### [DIRECTION]
Quote all of the data exactly as given. Skip every picture it contains.

═══ INFORMATION GIVEN ═══

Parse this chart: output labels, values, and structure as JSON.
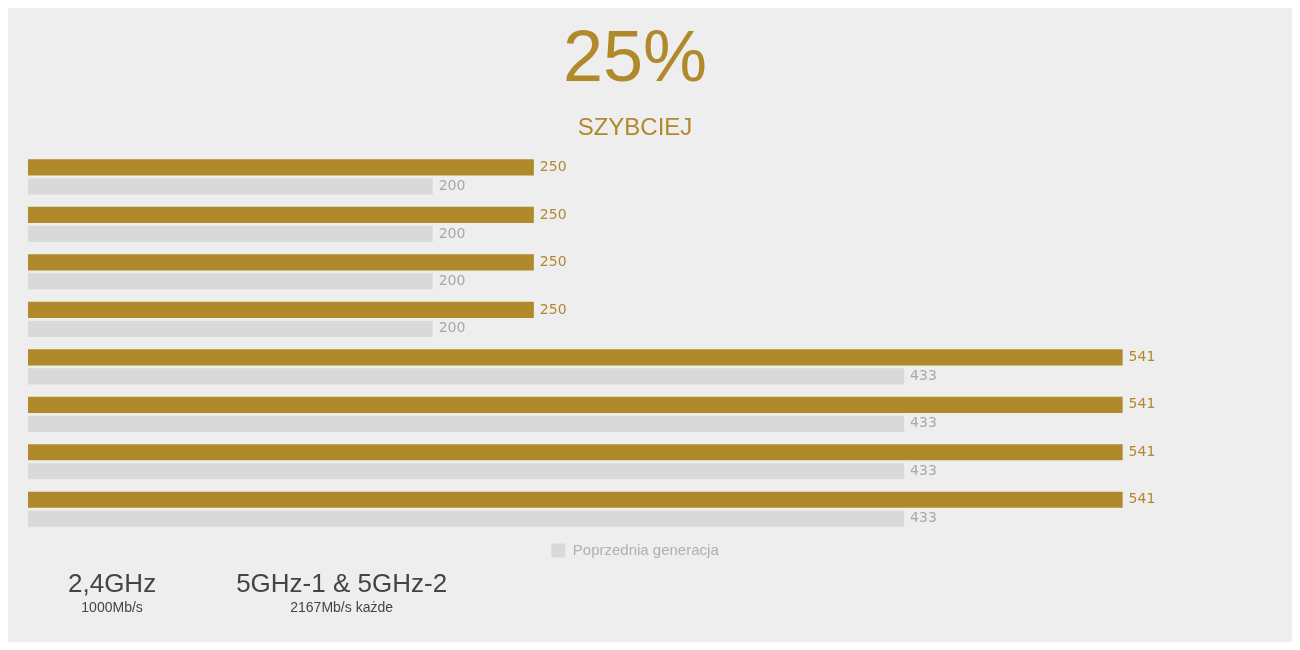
{
  "chart_data": {
    "type": "bar",
    "orientation": "horizontal",
    "title": "25%",
    "subtitle": "SZYBCIEJ",
    "categories": [
      null,
      null,
      null,
      null,
      null,
      null,
      null,
      null
    ],
    "series": [
      {
        "color": "#b08a2a",
        "values": [
          250,
          250,
          250,
          250,
          541,
          541,
          541,
          541
        ]
      },
      {
        "name": "Poprzednia generacja",
        "color": "#d9d9d9",
        "values": [
          200,
          200,
          200,
          200,
          433,
          433,
          433,
          433
        ]
      }
    ],
    "data_labels": true,
    "legend": "bottom",
    "annotations": [
      "2,4GHz",
      "1000Mb/s",
      "5GHz-1 & 5GHz-2",
      "2167Mb/s każde"
    ]
  }
}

═══

### [WRITTEN REPLY]
Parse this chart: output labels, values, and structure as JSON.
{
  "chart_data": {
    "type": "bar",
    "orientation": "horizontal",
    "title": "25%",
    "subtitle": "SZYBCIEJ",
    "categories": [
      null,
      null,
      null,
      null,
      null,
      null,
      null,
      null
    ],
    "series": [
      {
        "color": "#b08a2a",
        "values": [
          250,
          250,
          250,
          250,
          541,
          541,
          541,
          541
        ]
      },
      {
        "name": "Poprzednia generacja",
        "color": "#d9d9d9",
        "values": [
          200,
          200,
          200,
          200,
          433,
          433,
          433,
          433
        ]
      }
    ],
    "data_labels": true,
    "legend": "bottom",
    "annotations": [
      "2,4GHz",
      "1000Mb/s",
      "5GHz-1 & 5GHz-2",
      "2167Mb/s każde"
    ]
  }
}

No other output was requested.